** TASK REQUIREMENTS **
**1)** List each different username that heads a post in the forum thread on the burning IVF lab analogy.
**2)** From the forum thread on the burning IVF lab analogy, extract the passage between "Yeah, just because" and "than the other.", inclusive.

** SELECTED EXCERPT **
╔══

# Best responses to the burning IVF lab analogy?



## RamistThomist (Dec 14, 2017)

You might have seen this on social media by abortion types. If you are in a burning IVF lab (I know, it's a stupid analogy) and you have a choice between saving, say, a baby or a young child on one hand, and ten frozen human embryos, which do you choose?

What are some of the best responses to this?


----------



## Edward (Dec 14, 2017)

BayouHuguenot said:


> What are some of the best responses to this?



Don't play their games. Don't let them set the rules of engagement.

Reactions: Like 3


----------



## SolaScriptura (Dec 14, 2017)

Yeah, just because they can set up a scenario and force a choice between two options does not mean that you have to acknowledge the two options, or that by selecting one you're saying that the other is "less valuable."

It's like saying: "If there is a burning fire in your home and you can save only your son or your daughter, who do you choose?" Just because I can formulate a scenario doesn't mean that we are compelled to play along, nor does it mean that we imply one is more important than the other.

Reactions: Like 2


----------



## RamistThomist (Dec 14, 2017)

SolaScriptura said:


> It's like saying: "If there is a burning fire in your home and you can save only your son or your daughter, who do you choose?"

╚══

[Document structure recognition data]
╔══

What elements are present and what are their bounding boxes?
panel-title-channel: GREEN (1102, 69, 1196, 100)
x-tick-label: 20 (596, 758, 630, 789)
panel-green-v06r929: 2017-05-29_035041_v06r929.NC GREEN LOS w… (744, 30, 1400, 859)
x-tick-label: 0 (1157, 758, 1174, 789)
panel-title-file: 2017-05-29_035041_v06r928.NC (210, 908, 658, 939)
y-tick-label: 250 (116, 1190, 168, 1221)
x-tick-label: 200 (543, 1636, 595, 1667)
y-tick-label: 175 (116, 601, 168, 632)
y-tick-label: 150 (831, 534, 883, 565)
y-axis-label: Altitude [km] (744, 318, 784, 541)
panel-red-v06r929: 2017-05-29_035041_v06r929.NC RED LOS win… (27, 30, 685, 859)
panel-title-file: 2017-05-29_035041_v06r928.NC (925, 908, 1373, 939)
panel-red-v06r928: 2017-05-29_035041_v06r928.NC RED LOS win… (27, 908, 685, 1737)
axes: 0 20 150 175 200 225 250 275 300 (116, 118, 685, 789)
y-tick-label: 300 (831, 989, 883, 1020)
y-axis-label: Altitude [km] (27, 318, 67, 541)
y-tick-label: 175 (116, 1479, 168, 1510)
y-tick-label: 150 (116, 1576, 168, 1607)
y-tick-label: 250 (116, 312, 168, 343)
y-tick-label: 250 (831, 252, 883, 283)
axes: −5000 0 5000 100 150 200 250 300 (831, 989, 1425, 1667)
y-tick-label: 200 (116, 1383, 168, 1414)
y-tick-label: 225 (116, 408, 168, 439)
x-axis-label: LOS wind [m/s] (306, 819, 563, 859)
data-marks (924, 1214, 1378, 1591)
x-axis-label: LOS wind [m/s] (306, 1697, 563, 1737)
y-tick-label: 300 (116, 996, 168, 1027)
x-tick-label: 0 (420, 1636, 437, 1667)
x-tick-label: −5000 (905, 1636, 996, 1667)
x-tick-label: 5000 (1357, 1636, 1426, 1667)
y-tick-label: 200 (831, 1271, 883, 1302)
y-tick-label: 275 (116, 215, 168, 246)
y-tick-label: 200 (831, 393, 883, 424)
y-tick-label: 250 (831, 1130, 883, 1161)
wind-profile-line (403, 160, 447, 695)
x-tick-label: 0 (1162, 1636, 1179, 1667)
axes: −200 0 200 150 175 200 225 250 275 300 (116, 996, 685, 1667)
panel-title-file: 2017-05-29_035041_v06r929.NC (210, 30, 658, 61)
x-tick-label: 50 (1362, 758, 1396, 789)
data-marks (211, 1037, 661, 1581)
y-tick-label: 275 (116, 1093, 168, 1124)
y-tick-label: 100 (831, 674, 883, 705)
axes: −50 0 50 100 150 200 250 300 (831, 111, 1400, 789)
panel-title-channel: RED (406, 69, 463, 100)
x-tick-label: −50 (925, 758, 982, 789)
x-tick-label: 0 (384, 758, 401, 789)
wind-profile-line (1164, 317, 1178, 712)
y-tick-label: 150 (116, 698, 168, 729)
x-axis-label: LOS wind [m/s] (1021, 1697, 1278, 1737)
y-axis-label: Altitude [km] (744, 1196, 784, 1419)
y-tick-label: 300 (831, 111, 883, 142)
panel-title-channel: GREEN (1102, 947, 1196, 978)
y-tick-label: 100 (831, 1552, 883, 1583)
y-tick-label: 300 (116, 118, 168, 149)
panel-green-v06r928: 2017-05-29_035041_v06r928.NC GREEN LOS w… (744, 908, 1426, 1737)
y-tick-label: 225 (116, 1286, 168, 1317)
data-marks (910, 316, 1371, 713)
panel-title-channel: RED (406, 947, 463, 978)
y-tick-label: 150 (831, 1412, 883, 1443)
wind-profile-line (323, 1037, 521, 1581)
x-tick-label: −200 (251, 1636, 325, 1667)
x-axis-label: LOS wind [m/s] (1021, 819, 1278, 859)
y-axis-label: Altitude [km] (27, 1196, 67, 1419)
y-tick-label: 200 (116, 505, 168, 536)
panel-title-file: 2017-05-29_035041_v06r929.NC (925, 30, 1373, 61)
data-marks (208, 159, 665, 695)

╚══

** TASK-BY-TASK SOLUTIONS **
**1)** RamistThomist, Edward, SolaScriptura

**2)**
Yeah, just because they can set up a scenario and force a choice between two options does not mean that you have to acknowledge the two options, or that by selecting one you're saying that the other is "less valuable."

It's like saying: "If there is a burning fire in your home and you can save only your son or your daughter, who do you choose?" Just because I can formulate a scenario doesn't mean that we are compelled to play along, nor does it mean that we imply one is more important than the other.